PROBLEM DETAILS: Each entry that follows must be output without any deviation.

* begin RECORDS PROVIDED *

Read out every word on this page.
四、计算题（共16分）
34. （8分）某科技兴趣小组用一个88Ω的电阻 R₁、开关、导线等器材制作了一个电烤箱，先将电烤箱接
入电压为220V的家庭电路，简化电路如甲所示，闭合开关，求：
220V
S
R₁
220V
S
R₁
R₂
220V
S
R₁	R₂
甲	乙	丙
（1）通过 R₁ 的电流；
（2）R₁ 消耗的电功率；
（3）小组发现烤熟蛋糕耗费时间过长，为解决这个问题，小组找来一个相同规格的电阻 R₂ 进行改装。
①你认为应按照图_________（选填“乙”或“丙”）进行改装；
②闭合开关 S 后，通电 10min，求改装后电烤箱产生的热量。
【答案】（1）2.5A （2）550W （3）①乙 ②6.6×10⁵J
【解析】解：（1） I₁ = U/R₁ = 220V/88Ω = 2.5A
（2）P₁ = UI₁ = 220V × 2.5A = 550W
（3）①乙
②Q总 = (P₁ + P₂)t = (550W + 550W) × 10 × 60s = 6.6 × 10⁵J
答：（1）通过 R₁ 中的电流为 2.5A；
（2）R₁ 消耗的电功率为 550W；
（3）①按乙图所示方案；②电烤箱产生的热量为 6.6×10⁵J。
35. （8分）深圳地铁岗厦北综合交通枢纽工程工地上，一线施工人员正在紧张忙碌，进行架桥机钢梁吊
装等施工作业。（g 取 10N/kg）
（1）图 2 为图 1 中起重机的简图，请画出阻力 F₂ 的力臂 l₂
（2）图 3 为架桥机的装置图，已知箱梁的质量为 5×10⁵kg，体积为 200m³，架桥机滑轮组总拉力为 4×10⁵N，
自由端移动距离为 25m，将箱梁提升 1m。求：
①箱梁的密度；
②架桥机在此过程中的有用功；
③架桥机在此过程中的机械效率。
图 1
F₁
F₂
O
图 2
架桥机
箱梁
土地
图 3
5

* end RECORDS PROVIDED *

FINAL ANSWER:
Read out every word on this page.
四、计算题（共16分）
34. （8分）某科技兴趣小组用一个88Ω的电阻 R₁、开关、导线等器材制作了一个电烤箱，先将电烤箱接
入电压为220V的家庭电路，简化电路如甲所示，闭合开关，求：
220V
S
R₁
220V
S
R₁
R₂
220V
S
R₁	R₂
甲	乙	丙
（1）通过 R₁ 的电流；
（2）R₁ 消耗的电功率；
（3）小组发现烤熟蛋糕耗费时间过长，为解决这个问题，小组找来一个相同规格的电阻 R₂ 进行改装。
①你认为应按照图_________（选填“乙”或“丙”）进行改装；
②闭合开关 S 后，通电 10min，求改装后电烤箱产生的热量。
【答案】（1）2.5A （2）550W （3）①乙 ②6.6×10⁵J
【解析】解：（1） I₁ = U/R₁ = 220V/88Ω = 2.5A
（2）P₁ = UI₁ = 220V × 2.5A = 550W
（3）①乙
②Q总 = (P₁ + P₂)t = (550W + 550W) × 10 × 60s = 6.6 × 10⁵J
答：（1）通过 R₁ 中的电流为 2.5A；
（2）R₁ 消耗的电功率为 550W；
（3）①按乙图所示方案；②电烤箱产生的热量为 6.6×10⁵J。
35. （8分）深圳地铁岗厦北综合交通枢纽工程工地上，一线施工人员正在紧张忙碌，进行架桥机钢梁吊
装等施工作业。（g 取 10N/kg）
（1）图 2 为图 1 中起重机的简图，请画出阻力 F₂ 的力臂 l₂
（2）图 3 为架桥机的装置图，已知箱梁的质量为 5×10⁵kg，体积为 200m³，架桥机滑轮组总拉力为 4×10⁵N，
自由端移动距离为 25m，将箱梁提升 1m。求：
①箱梁的密度；
②架桥机在此过程中的有用功；
③架桥机在此过程中的机械效率。
图 1
F₁
F₂
O
图 2
架桥机
箱梁
土地
图 3
5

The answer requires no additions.